## Written task
Return every entry exactly.

## Material for the task

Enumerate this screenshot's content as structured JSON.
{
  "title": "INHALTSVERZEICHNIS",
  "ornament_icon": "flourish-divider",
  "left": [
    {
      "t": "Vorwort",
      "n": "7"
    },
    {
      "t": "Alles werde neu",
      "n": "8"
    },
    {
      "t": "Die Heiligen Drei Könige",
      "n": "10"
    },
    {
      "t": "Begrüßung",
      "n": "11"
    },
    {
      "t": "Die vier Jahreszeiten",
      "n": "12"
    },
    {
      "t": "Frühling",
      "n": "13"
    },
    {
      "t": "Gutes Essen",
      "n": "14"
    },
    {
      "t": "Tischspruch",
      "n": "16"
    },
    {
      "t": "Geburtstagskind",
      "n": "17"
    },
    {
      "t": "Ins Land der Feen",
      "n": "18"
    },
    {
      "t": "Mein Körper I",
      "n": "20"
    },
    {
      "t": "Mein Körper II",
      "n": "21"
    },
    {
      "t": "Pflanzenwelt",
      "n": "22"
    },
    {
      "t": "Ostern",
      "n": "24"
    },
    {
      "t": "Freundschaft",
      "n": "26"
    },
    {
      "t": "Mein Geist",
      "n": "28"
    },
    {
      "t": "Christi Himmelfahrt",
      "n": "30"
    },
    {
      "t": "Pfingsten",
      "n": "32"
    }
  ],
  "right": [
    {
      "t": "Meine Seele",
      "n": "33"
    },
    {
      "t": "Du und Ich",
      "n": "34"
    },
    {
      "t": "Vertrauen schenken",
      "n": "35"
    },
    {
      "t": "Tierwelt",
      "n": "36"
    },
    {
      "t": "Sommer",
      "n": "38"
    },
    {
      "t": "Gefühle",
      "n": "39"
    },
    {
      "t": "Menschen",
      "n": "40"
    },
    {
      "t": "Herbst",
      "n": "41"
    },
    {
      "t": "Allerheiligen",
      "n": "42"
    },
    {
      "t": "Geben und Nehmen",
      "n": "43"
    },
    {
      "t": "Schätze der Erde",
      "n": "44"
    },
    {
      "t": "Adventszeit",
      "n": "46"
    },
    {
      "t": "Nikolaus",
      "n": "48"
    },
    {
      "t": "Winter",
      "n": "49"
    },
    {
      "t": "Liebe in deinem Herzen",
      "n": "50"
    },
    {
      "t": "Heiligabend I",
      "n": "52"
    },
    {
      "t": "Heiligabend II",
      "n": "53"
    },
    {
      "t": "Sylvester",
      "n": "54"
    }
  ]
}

## Output
Enumerate this screenshot's content as structured JSON.
{
  "title": "INHALTSVERZEICHNIS",
  "ornament_icon": "flourish-divider",
  "left": [
    {
      "t": "Vorwort",
      "n": "7"
    },
    {
      "t": "Alles werde neu",
      "n": "8"
    },
    {
      "t": "Die Heiligen Drei Könige",
      "n": "10"
    },
    {
      "t": "Begrüßung",
      "n": "11"
    },
    {
      "t": "Die vier Jahreszeiten",
      "n": "12"
    },
    {
      "t": "Frühling",
      "n": "13"
    },
    {
      "t": "Gutes Essen",
      "n": "14"
    },
    {
      "t": "Tischspruch",
      "n": "16"
    },
    {
      "t": "Geburtstagskind",
      "n": "17"
    },
    {
      "t": "Ins Land der Feen",
      "n": "18"
    },
    {
      "t": "Mein Körper I",
      "n": "20"
    },
    {
      "t": "Mein Körper II",
      "n": "21"
    },
    {
      "t": "Pflanzenwelt",
      "n": "22"
    },
    {
      "t": "Ostern",
      "n": "24"
    },
    {
      "t": "Freundschaft",
      "n": "26"
    },
    {
      "t": "Mein Geist",
      "n": "28"
    },
    {
      "t": "Christi Himmelfahrt",
      "n": "30"
    },
    {
      "t": "Pfingsten",
      "n": "32"
    }
  ],
  "right": [
    {
      "t": "Meine Seele",
      "n": "33"
    },
    {
      "t": "Du und Ich",
      "n": "34"
    },
    {
      "t": "Vertrauen schenken",
      "n": "35"
    },
    {
      "t": "Tierwelt",
      "n": "36"
    },
    {
      "t": "Sommer",
      "n": "38"
    },
    {
      "t": "Gefühle",
      "n": "39"
    },
    {
      "t": "Menschen",
      "n": "40"
    },
    {
      "t": "Herbst",
      "n": "41"
    },
    {
      "t": "Allerheiligen",
      "n": "42"
    },
    {
      "t": "Geben und Nehmen",
      "n": "43"
    },
    {
      "t": "Schätze der Erde",
      "n": "44"
    },
    {
      "t": "Adventszeit",
      "n": "46"
    },
    {
      "t": "Nikolaus",
      "n": "48"
    },
    {
      "t": "Winter",
      "n": "49"
    },
    {
      "t": "Liebe in deinem Herzen",
      "n": "50"
    },
    {
      "t": "Heiligabend I",
      "n": "52"
    },
    {
      "t": "Heiligabend II",
      "n": "53"
    },
    {
      "t": "Sylvester",
      "n": "54"
    }
  ]
}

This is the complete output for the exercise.